BEGIN Supplied passage
The best way to have a good idea is to have a lot of ideas,” said Linus Pauling, American scientist, author and two-time winner of the Nobel Prize. A similar philosophy pervades InnoVista, the ever-growing, ever-evolving, ever-maturing celebration of innovation that has become a highlight of the Tata calender. Held on April 26 every year — in memory of the great Indian mathematician S Ramanujan, who died on that day in 1920 — InnoVista’s stock has risen with every passing year, as has the power of the ideas unleashed in this crucible of creativity.
Innovation was not always such a big deal in the Tata group. “There was a time when Tata companies neither recognised nor rewarded innovativeness,” says Sunil Sinha, chief, Group Quality Management Services. “We studied the most innovative companies in the world and realised that they all had one thing in common: they recognised and rewarded innovation. Around that time, we surveyed 2,000 people in the Tata group and found that almost 95 percent of them thought that Tata companies were not innovative.”
InnoVista: Over the years
The results of the survey were shocking. Employees unconsciously trod the beaten path because they were not inspired to be innovative. Their failure to be innovative exacted a heavy price, causing Tata companies to slide in terms of mind leadership and market prominence. This learning resulted in the launch of the InnoVista, which is now a global platform for recognising and rewarding innovation and creativity in the Tata group.
END Supplied passage
## Required work
Reproduce the stretch of the InnoVista article from "InnoVista: Over the" through "creativity in the Tata group.", word for word.
BEGIN Records supplied
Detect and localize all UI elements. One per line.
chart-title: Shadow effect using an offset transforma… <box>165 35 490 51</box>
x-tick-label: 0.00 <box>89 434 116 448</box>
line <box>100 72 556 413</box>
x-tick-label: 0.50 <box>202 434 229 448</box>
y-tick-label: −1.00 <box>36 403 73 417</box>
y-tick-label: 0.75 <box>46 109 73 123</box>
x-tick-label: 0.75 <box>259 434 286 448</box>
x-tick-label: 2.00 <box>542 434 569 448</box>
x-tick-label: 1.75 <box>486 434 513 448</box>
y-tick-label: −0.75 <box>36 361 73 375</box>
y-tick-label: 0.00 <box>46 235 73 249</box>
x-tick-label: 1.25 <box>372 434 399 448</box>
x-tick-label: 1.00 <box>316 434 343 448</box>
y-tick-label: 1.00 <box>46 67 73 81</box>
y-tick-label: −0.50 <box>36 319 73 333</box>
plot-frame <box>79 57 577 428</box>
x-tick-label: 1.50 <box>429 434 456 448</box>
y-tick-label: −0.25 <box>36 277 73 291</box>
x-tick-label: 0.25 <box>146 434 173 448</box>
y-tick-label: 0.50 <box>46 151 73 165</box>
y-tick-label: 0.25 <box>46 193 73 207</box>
END Records supplied
## Answer
InnoVista: Over the years
The results of the survey were shocking. Employees unconsciously trod the beaten path because they were not inspired to be innovative. Their failure to be innovative exacted a heavy price, causing Tata companies to slide in terms of mind leadership and market prominence. This learning resulted in the launch of the InnoVista, which is now a global platform for recognising and rewarding innovation and creativity in the Tata group.